Direction >> The data below is to be returned in full and exactly.

Exercise input >>
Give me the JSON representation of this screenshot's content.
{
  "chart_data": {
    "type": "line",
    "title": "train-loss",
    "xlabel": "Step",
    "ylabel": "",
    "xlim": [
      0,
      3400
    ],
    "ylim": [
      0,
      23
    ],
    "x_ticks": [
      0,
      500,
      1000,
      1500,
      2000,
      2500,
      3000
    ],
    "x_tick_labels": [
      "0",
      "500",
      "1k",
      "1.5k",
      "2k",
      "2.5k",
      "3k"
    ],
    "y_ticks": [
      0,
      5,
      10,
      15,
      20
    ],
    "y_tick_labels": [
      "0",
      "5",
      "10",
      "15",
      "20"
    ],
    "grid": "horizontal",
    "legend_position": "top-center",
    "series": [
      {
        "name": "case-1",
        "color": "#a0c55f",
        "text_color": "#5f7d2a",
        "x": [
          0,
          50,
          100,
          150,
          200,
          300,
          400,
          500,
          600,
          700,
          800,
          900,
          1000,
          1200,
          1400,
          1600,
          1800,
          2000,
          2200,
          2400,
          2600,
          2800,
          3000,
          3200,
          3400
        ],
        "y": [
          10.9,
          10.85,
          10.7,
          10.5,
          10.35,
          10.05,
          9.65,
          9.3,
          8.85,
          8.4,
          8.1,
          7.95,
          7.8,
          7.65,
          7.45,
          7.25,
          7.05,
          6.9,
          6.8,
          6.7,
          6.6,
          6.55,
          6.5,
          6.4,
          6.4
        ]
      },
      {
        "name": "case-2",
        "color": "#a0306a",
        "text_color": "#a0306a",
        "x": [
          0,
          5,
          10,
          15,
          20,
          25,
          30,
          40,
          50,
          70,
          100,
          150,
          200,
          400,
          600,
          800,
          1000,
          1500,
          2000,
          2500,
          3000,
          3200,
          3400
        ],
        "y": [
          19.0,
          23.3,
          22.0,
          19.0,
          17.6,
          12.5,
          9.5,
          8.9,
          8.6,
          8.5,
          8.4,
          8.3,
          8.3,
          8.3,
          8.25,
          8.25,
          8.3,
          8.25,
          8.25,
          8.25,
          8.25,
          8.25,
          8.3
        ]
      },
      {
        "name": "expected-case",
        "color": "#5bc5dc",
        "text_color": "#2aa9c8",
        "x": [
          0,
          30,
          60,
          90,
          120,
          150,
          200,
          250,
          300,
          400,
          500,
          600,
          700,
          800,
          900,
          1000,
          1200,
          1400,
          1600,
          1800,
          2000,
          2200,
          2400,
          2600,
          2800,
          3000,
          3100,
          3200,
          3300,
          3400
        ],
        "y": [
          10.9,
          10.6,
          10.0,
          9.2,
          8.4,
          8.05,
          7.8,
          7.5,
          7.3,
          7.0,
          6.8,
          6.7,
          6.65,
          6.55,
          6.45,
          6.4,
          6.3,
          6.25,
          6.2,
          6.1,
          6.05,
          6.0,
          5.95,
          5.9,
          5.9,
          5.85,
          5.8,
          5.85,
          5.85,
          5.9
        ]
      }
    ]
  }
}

Task response >>
Give me the JSON representation of this screenshot's content.
{
  "chart_data": {
    "type": "line",
    "title": "train-loss",
    "xlabel": "Step",
    "ylabel": "",
    "xlim": [
      0,
      3400
    ],
    "ylim": [
      0,
      23
    ],
    "x_ticks": [
      0,
      500,
      1000,
      1500,
      2000,
      2500,
      3000
    ],
    "x_tick_labels": [
      "0",
      "500",
      "1k",
      "1.5k",
      "2k",
      "2.5k",
      "3k"
    ],
    "y_ticks": [
      0,
      5,
      10,
      15,
      20
    ],
    "y_tick_labels": [
      "0",
      "5",
      "10",
      "15",
      "20"
    ],
    "grid": "horizontal",
    "legend_position": "top-center",
    "series": [
      {
        "name": "case-1",
        "color": "#a0c55f",
        "text_color": "#5f7d2a",
        "x": [
          0,
          50,
          100,
          150,
          200,
          300,
          400,
          500,
          600,
          700,
          800,
          900,
          1000,
          1200,
          1400,
          1600,
          1800,
          2000,
          2200,
          2400,
          2600,
          2800,
          3000,
          3200,
          3400
        ],
        "y": [
          10.9,
          10.85,
          10.7,
          10.5,
          10.35,
          10.05,
          9.65,
          9.3,
          8.85,
          8.4,
          8.1,
          7.95,
          7.8,
          7.65,
          7.45,
          7.25,
          7.05,
          6.9,
          6.8,
          6.7,
          6.6,
          6.55,
          6.5,
          6.4,
          6.4
        ]
      },
      {
        "name": "case-2",
        "color": "#a0306a",
        "text_color": "#a0306a",
        "x": [
          0,
          5,
          10,
          15,
          20,
          25,
          30,
          40,
          50,
          70,
          100,
          150,
          200,
          400,
          600,
          800,
          1000,
          1500,
          2000,
          2500,
          3000,
          3200,
          3400
        ],
        "y": [
          19.0,
          23.3,
          22.0,
          19.0,
          17.6,
          12.5,
          9.5,
          8.9,
          8.6,
          8.5,
          8.4,
          8.3,
          8.3,
          8.3,
          8.25,
          8.25,
          8.3,
          8.25,
          8.25,
          8.25,
          8.25,
          8.25,
          8.3
        ]
      },
      {
        "name": "expected-case",
        "color": "#5bc5dc",
        "text_color": "#2aa9c8",
        "x": [
          0,
          30,
          60,
          90,
          120,
          150,
          200,
          250,
          300,
          400,
          500,
          600,
          700,
          800,
          900,
          1000,
          1200,
          1400,
          1600,
          1800,
          2000,
          2200,
          2400,
          2600,
          2800,
          3000,
          3100,
          3200,
          3300,
          3400
        ],
        "y": [
          10.9,
          10.6,
          10.0,
          9.2,
          8.4,
          8.05,
          7.8,
          7.5,
          7.3,
          7.0,
          6.8,
          6.7,
          6.65,
          6.55,
          6.45,
          6.4,
          6.3,
          6.25,
          6.2,
          6.1,
          6.05,
          6.0,
          5.95,
          5.9,
          5.9,
          5.85,
          5.8,
          5.85,
          5.85,
          5.9
        ]
      }
    ]
  }
}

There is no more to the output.